start MATERIAL SUPPLIED

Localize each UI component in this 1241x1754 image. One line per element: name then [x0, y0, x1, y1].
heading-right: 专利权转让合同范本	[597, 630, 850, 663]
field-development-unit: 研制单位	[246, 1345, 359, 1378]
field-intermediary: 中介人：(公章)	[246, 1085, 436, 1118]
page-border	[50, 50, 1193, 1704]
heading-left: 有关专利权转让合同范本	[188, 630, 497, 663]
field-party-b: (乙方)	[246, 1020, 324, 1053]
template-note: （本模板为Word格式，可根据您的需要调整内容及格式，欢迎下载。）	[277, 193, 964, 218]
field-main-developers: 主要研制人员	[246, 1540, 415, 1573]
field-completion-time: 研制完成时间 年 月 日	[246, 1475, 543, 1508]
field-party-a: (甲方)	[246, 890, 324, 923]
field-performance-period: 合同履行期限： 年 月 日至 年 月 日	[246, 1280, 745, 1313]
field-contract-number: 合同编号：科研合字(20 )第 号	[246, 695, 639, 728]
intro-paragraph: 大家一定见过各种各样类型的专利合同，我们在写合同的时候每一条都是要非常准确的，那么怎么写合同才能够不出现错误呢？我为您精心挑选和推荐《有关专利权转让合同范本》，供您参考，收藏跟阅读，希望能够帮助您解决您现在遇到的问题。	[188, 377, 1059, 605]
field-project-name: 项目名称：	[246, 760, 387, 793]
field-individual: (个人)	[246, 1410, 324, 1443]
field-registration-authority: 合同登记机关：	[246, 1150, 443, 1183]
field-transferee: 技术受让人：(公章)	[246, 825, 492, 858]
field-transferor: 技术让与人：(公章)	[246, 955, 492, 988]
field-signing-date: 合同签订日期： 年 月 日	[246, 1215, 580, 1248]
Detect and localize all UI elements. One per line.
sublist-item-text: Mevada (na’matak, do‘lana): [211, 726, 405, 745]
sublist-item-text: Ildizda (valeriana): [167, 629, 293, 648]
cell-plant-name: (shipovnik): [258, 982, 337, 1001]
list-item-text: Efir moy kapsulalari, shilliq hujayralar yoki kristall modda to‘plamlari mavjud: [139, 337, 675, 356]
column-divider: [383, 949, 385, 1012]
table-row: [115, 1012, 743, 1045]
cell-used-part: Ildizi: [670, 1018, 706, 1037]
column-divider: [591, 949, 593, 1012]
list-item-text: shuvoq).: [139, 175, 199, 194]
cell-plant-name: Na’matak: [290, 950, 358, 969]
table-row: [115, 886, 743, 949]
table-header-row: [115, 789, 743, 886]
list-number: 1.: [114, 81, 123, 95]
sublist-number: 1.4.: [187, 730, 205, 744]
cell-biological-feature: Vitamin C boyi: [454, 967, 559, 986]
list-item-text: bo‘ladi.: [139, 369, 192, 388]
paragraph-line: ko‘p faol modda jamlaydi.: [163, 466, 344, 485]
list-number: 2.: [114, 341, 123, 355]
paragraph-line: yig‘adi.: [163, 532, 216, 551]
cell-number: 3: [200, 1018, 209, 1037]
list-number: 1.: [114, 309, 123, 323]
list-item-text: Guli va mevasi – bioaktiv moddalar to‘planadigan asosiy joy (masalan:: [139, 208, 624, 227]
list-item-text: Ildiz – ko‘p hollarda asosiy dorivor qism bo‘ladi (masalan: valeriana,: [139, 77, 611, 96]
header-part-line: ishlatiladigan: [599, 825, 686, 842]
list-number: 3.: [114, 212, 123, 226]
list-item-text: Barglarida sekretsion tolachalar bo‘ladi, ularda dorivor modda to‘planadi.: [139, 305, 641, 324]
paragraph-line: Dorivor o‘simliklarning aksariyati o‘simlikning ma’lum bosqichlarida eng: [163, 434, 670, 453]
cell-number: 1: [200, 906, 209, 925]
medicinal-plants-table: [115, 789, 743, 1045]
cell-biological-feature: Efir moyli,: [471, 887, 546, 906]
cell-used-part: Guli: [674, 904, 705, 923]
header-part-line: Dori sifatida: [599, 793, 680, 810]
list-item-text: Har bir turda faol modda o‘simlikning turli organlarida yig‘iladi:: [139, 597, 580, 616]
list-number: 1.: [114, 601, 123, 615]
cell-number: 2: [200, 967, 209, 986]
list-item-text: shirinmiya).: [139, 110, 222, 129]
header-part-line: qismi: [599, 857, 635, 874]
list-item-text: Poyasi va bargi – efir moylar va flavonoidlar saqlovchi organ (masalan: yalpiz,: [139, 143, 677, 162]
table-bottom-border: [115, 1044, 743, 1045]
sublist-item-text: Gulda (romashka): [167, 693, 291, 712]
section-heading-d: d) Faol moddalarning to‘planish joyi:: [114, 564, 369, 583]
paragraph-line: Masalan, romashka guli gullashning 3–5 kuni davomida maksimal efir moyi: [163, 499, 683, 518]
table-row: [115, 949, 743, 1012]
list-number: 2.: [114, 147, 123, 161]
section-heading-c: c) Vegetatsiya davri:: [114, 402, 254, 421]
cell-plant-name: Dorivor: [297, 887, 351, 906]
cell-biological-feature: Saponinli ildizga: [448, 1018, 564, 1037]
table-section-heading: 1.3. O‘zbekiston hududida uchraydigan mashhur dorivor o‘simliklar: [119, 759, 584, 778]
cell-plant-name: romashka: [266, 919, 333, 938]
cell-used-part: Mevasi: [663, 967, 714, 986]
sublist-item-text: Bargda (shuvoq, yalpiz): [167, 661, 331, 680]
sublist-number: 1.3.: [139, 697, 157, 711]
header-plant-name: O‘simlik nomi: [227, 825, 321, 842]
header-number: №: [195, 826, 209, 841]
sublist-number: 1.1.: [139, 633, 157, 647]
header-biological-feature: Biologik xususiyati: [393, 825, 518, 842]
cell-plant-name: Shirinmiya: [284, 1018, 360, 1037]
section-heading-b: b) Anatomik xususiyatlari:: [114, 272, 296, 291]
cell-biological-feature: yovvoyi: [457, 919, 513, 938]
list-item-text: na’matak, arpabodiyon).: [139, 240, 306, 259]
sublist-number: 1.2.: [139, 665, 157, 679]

end MATERIAL SUPPLIED

OBJECTIVE
Collect every line in the listing that contains the string "feature".

COMPLETE RESPONSE
cell-biological-feature: Vitamin C boyi: [454, 967, 559, 986]
cell-biological-feature: Efir moyli,: [471, 887, 546, 906]
cell-biological-feature: Saponinli ildizga: [448, 1018, 564, 1037]
header-biological-feature: Biologik xususiyati: [393, 825, 518, 842]
cell-biological-feature: yovvoyi: [457, 919, 513, 938]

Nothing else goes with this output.